• **SHORT PROBLEM**: Copy out every line of the rows below verbatim, leaving out the pictures.

━━━━━━

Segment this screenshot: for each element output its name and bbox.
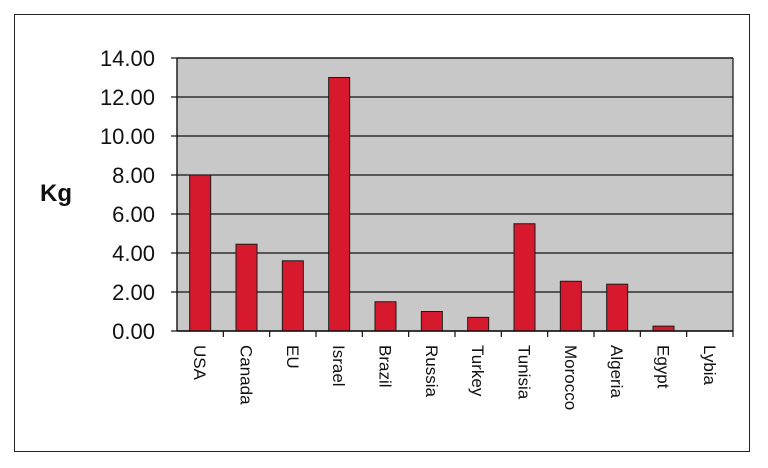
y-axis-label: Kg	[40, 180, 72, 207]
bar-egypt	[652, 325, 675, 332]
y-tick-label: 12.00	[100, 85, 155, 110]
y-tick-label: 0.00	[112, 319, 155, 344]
y-tick-label: 2.00	[112, 280, 155, 305]
bar-russia	[420, 311, 443, 332]
x-tick-label: Morocco	[561, 345, 580, 410]
x-tick-label: Lybia	[700, 345, 719, 386]
x-tick-label: Russia	[422, 345, 441, 398]
x-tick-label: Tunisia	[515, 345, 534, 400]
bar-turkey	[467, 316, 490, 332]
bar-algeria	[606, 283, 629, 332]
bar-tunisia	[513, 223, 536, 332]
y-tick-label: 4.00	[112, 241, 155, 266]
bar-usa	[189, 174, 212, 332]
bar-brazil	[374, 301, 397, 332]
x-tick-label: Turkey	[468, 345, 487, 397]
plot-area	[177, 58, 733, 331]
bar-morocco	[559, 280, 582, 332]
y-tick-label: 10.00	[100, 124, 155, 149]
x-tick-label: Israel	[329, 345, 348, 387]
x-tick-label: Brazil	[376, 345, 395, 388]
bar-eu	[281, 260, 304, 332]
x-tick-label: EU	[283, 345, 302, 369]
x-tick-label: Algeria	[607, 345, 626, 398]
x-tick-label: Canada	[237, 345, 256, 405]
y-tick-label: 6.00	[112, 202, 155, 227]
x-tick-label: Egypt	[654, 345, 673, 389]
bar-israel	[328, 77, 351, 332]
y-tick-label: 8.00	[112, 163, 155, 188]
x-tick-label: USA	[190, 345, 209, 381]
y-tick-label: 14.00	[100, 46, 155, 71]
bar-canada	[235, 243, 258, 332]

━━━━━━

• **THE OUTPUT**:
Segment this screenshot: for each element output its name and bbox.
y-axis-label: Kg	[40, 180, 72, 207]
bar-egypt	[652, 325, 675, 332]
y-tick-label: 12.00	[100, 85, 155, 110]
y-tick-label: 0.00	[112, 319, 155, 344]
y-tick-label: 2.00	[112, 280, 155, 305]
bar-russia	[420, 311, 443, 332]
x-tick-label: Morocco	[561, 345, 580, 410]
x-tick-label: Lybia	[700, 345, 719, 386]
x-tick-label: Russia	[422, 345, 441, 398]
x-tick-label: Tunisia	[515, 345, 534, 400]
bar-turkey	[467, 316, 490, 332]
bar-algeria	[606, 283, 629, 332]
bar-tunisia	[513, 223, 536, 332]
y-tick-label: 4.00	[112, 241, 155, 266]
bar-usa	[189, 174, 212, 332]
bar-brazil	[374, 301, 397, 332]
x-tick-label: Turkey	[468, 345, 487, 397]
plot-area	[177, 58, 733, 331]
bar-morocco	[559, 280, 582, 332]
y-tick-label: 10.00	[100, 124, 155, 149]
x-tick-label: Israel	[329, 345, 348, 387]
x-tick-label: Brazil	[376, 345, 395, 388]
bar-eu	[281, 260, 304, 332]
x-tick-label: EU	[283, 345, 302, 369]
x-tick-label: Algeria	[607, 345, 626, 398]
x-tick-label: Canada	[237, 345, 256, 405]
y-tick-label: 6.00	[112, 202, 155, 227]
x-tick-label: Egypt	[654, 345, 673, 389]
bar-israel	[328, 77, 351, 332]
y-tick-label: 8.00	[112, 163, 155, 188]
x-tick-label: USA	[190, 345, 209, 381]
y-tick-label: 14.00	[100, 46, 155, 71]
bar-canada	[235, 243, 258, 332]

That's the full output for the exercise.